MATERIAL FOR THE TASK:
※
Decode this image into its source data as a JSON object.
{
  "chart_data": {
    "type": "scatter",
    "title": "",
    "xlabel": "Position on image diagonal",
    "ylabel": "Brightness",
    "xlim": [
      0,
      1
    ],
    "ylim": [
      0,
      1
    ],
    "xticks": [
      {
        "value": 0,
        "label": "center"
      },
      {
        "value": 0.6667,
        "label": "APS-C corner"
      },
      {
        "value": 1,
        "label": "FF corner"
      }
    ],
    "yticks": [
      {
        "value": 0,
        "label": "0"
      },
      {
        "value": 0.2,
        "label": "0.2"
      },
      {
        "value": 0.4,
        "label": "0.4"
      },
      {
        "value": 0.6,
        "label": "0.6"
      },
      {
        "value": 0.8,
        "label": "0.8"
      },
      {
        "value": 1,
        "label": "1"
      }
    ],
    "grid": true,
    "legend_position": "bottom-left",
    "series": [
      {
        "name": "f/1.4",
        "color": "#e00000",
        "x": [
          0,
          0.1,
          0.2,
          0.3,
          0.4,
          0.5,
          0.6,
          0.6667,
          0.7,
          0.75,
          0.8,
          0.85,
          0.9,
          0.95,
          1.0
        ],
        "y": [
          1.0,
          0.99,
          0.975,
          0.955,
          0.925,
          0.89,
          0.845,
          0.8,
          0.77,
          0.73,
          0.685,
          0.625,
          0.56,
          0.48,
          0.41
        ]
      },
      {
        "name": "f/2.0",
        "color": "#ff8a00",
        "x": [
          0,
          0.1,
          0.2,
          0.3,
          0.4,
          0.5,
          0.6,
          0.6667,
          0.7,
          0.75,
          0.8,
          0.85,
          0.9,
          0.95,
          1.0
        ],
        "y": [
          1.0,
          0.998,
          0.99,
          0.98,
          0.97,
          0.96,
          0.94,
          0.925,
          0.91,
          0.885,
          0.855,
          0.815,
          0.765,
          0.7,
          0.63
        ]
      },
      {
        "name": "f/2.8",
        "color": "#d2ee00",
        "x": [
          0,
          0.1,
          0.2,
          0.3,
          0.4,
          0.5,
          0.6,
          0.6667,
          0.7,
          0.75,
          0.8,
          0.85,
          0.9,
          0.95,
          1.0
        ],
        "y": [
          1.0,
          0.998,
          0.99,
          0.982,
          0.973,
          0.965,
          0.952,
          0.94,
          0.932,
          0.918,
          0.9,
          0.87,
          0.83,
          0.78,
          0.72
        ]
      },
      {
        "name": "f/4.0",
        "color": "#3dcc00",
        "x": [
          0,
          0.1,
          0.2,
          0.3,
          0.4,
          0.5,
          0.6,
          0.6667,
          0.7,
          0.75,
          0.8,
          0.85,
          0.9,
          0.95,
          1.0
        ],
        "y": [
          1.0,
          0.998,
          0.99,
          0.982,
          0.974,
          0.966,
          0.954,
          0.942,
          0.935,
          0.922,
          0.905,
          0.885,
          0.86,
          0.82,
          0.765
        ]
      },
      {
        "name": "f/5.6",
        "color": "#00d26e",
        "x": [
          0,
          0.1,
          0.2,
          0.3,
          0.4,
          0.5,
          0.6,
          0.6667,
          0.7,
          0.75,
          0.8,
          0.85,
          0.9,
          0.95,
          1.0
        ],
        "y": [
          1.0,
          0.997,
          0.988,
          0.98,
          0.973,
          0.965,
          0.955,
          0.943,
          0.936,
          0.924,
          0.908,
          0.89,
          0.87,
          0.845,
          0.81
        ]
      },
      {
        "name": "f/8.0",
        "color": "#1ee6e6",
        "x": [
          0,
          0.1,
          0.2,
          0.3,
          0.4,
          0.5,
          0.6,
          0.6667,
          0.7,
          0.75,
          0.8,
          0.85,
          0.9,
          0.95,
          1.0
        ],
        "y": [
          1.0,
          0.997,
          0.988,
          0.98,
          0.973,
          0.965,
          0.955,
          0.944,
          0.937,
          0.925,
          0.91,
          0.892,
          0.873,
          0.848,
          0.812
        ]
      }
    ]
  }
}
※
YOUR INSTRUCTIONS: Pull out all lines of the data with the string "value".

ANSWER TO THIS TASK:
        "value": 0,
        "value": 0.6667,
        "value": 1,
        "value": 0,
        "value": 0.2,
        "value": 0.4,
        "value": 0.6,
        "value": 0.8,
        "value": 1,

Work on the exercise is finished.